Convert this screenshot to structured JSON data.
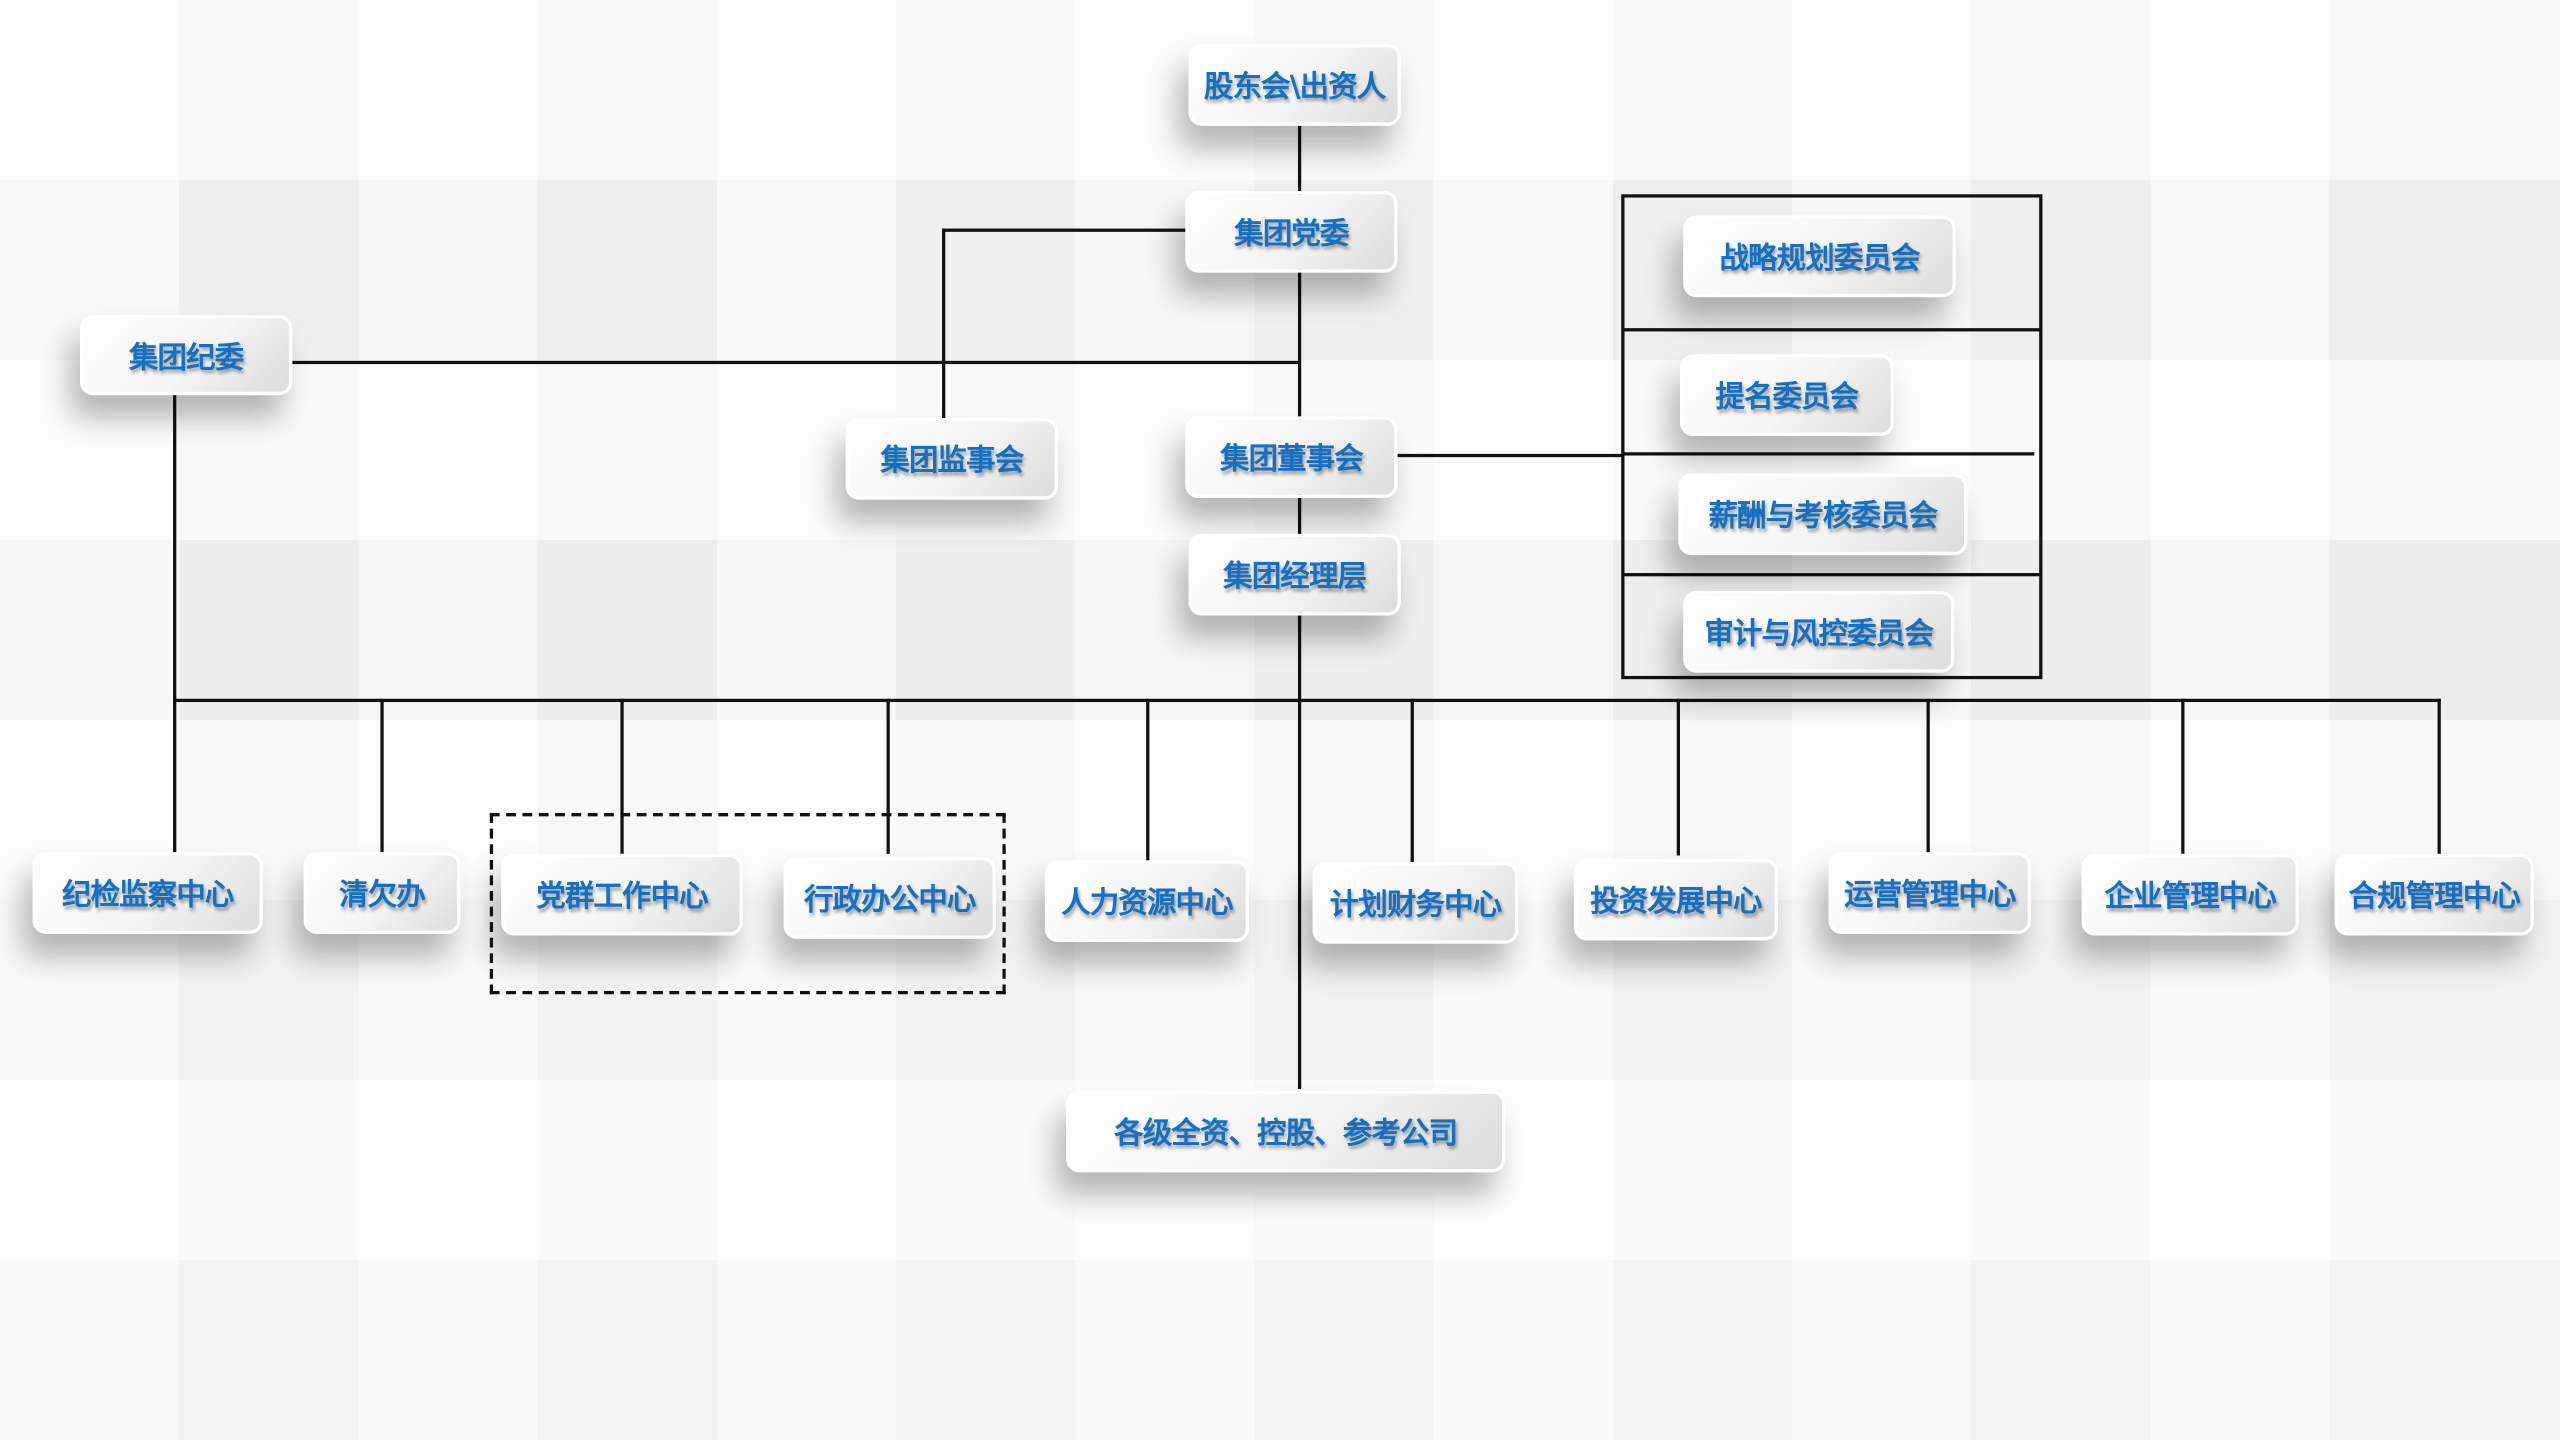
{
  "top": {
    "shareholders": "股东会\\出资人",
    "party_committee": "集团党委",
    "discipline_committee": "集团纪委",
    "supervisory_board": "集团监事会",
    "board_of_directors": "集团董事会",
    "management": "集团经理层"
  },
  "committees": [
    "战略规划委员会",
    "提名委员会",
    "薪酬与考核委员会",
    "审计与风控委员会"
  ],
  "departments": [
    "纪检监察中心",
    "清欠办",
    "党群工作中心",
    "行政办公中心",
    "人力资源中心",
    "计划财务中心",
    "投资发展中心",
    "运营管理中心",
    "企业管理中心",
    "合规管理中心"
  ],
  "subsidiaries": "各级全资、控股、参考公司",
  "colors": {
    "text": "#1570c4",
    "lines": "#111111"
  }
}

────────

=== What the task asks ===
Quote the data above in full and without alteration; skip the pictures.

=== Exercise response ===
Convert this screenshot to structured JSON data.
{
  "top": {
    "shareholders": "股东会\\出资人",
    "party_committee": "集团党委",
    "discipline_committee": "集团纪委",
    "supervisory_board": "集团监事会",
    "board_of_directors": "集团董事会",
    "management": "集团经理层"
  },
  "committees": [
    "战略规划委员会",
    "提名委员会",
    "薪酬与考核委员会",
    "审计与风控委员会"
  ],
  "departments": [
    "纪检监察中心",
    "清欠办",
    "党群工作中心",
    "行政办公中心",
    "人力资源中心",
    "计划财务中心",
    "投资发展中心",
    "运营管理中心",
    "企业管理中心",
    "合规管理中心"
  ],
  "subsidiaries": "各级全资、控股、参考公司",
  "colors": {
    "text": "#1570c4",
    "lines": "#111111"
  }
}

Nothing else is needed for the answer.